Recorded data
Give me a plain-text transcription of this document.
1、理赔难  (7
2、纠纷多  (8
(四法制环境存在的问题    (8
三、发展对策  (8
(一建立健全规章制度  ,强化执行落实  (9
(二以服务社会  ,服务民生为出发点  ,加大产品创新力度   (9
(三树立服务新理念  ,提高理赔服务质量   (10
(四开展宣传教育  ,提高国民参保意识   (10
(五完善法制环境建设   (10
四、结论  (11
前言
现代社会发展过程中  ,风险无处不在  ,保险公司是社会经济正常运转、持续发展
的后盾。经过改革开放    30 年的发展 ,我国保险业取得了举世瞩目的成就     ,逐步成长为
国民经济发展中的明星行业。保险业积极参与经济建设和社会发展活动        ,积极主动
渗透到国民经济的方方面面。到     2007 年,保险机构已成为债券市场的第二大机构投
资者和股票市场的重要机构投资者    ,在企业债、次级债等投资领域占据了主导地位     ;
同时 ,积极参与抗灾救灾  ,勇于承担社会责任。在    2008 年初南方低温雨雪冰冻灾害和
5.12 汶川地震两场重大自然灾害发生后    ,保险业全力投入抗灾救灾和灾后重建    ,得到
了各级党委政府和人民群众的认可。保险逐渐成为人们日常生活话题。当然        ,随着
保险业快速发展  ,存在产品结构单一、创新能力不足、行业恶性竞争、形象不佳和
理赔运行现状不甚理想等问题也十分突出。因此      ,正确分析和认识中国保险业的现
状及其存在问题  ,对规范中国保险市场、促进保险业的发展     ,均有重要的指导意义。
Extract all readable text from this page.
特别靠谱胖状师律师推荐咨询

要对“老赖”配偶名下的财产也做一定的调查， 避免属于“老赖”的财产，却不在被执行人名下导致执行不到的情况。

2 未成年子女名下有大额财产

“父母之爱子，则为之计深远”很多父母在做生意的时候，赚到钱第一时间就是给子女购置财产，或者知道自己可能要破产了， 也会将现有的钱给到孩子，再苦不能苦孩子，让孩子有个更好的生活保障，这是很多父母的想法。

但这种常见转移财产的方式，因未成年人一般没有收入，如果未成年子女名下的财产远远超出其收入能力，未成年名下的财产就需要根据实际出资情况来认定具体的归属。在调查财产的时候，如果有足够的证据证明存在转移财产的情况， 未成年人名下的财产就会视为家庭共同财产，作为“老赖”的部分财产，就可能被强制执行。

- [What the task requires]
Copy out each record exactly as given, omitting none.

- [Complete answer]
Give me a plain-text transcription of this document.
1、理赔难  (7
2、纠纷多  (8
(四法制环境存在的问题    (8
三、发展对策  (8
(一建立健全规章制度  ,强化执行落实  (9
(二以服务社会  ,服务民生为出发点  ,加大产品创新力度   (9
(三树立服务新理念  ,提高理赔服务质量   (10
(四开展宣传教育  ,提高国民参保意识   (10
(五完善法制环境建设   (10
四、结论  (11
前言
现代社会发展过程中  ,风险无处不在  ,保险公司是社会经济正常运转、持续发展
的后盾。经过改革开放    30 年的发展 ,我国保险业取得了举世瞩目的成就     ,逐步成长为
国民经济发展中的明星行业。保险业积极参与经济建设和社会发展活动        ,积极主动
渗透到国民经济的方方面面。到     2007 年,保险机构已成为债券市场的第二大机构投
资者和股票市场的重要机构投资者    ,在企业债、次级债等投资领域占据了主导地位     ;
同时 ,积极参与抗灾救灾  ,勇于承担社会责任。在    2008 年初南方低温雨雪冰冻灾害和
5.12 汶川地震两场重大自然灾害发生后    ,保险业全力投入抗灾救灾和灾后重建    ,得到
了各级党委政府和人民群众的认可。保险逐渐成为人们日常生活话题。当然        ,随着
保险业快速发展  ,存在产品结构单一、创新能力不足、行业恶性竞争、形象不佳和
理赔运行现状不甚理想等问题也十分突出。因此      ,正确分析和认识中国保险业的现
状及其存在问题  ,对规范中国保险市场、促进保险业的发展     ,均有重要的指导意义。
Extract all readable text from this page.
特别靠谱胖状师律师推荐咨询

要对“老赖”配偶名下的财产也做一定的调查， 避免属于“老赖”的财产，却不在被执行人名下导致执行不到的情况。

2 未成年子女名下有大额财产

“父母之爱子，则为之计深远”很多父母在做生意的时候，赚到钱第一时间就是给子女购置财产，或者知道自己可能要破产了， 也会将现有的钱给到孩子，再苦不能苦孩子，让孩子有个更好的生活保障，这是很多父母的想法。

但这种常见转移财产的方式，因未成年人一般没有收入，如果未成年子女名下的财产远远超出其收入能力，未成年名下的财产就需要根据实际出资情况来认定具体的归属。在调查财产的时候，如果有足够的证据证明存在转移财产的情况， 未成年人名下的财产就会视为家庭共同财产，作为“老赖”的部分财产，就可能被强制执行。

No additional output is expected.